* [Data entries]:

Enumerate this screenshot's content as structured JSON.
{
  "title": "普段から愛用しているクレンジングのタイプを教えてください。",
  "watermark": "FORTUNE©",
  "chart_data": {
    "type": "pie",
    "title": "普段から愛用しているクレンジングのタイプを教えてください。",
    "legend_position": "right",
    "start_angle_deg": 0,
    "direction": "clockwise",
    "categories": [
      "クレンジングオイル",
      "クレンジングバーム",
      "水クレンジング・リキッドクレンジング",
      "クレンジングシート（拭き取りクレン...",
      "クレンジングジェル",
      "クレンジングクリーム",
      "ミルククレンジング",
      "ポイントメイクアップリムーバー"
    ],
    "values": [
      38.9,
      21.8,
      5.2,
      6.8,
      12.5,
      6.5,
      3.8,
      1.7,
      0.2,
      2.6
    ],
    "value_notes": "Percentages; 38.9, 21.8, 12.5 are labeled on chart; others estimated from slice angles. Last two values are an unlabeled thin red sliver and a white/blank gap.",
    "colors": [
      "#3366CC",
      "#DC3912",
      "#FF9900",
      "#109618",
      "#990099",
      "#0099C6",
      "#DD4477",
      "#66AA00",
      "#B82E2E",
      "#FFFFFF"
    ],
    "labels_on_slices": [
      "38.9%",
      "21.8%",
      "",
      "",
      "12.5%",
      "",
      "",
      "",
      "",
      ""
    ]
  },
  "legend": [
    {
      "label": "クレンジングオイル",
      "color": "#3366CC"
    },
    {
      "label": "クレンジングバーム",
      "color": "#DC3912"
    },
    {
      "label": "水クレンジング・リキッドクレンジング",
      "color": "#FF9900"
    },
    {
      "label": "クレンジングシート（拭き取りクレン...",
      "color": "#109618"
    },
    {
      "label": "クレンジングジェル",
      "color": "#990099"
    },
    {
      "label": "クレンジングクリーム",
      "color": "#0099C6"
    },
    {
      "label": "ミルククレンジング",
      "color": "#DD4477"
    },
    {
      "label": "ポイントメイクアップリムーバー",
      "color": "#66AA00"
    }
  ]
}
* * *
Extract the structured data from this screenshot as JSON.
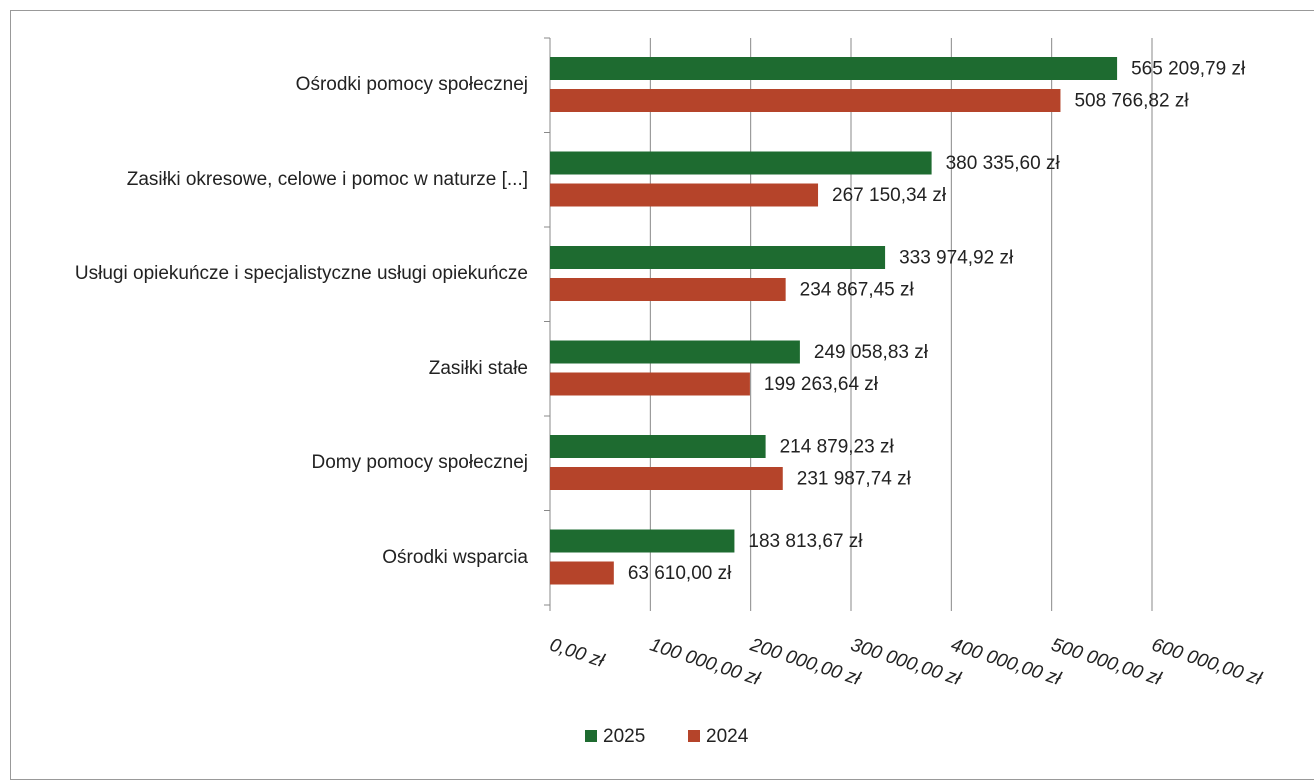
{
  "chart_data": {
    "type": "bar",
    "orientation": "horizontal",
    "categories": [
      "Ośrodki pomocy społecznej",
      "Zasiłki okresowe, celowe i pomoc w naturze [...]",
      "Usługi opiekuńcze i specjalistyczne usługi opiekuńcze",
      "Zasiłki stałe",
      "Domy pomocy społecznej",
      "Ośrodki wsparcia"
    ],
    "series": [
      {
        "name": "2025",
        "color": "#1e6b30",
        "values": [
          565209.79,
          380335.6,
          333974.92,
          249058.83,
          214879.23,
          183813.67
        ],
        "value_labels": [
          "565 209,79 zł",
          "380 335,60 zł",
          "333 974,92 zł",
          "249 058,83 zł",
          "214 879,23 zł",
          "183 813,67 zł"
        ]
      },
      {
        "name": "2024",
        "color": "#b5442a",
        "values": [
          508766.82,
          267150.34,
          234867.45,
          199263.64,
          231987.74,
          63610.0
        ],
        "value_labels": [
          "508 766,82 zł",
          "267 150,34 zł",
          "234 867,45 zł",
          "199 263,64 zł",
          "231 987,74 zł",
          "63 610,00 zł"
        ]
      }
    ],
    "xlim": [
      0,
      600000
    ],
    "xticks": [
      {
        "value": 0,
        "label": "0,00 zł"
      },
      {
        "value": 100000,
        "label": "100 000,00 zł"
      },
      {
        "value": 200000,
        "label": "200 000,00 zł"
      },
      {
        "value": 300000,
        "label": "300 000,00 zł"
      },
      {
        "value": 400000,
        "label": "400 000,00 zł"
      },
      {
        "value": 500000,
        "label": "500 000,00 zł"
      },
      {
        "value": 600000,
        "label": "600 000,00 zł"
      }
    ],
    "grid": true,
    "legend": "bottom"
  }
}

* [Stated problem]: Identify every line holding the word "ポイントメイクアップリムーバー" and copy it out.

* [Written answer]:
      "ポイントメイクアップリムーバー"
      "label": "ポイントメイクアップリムーバー",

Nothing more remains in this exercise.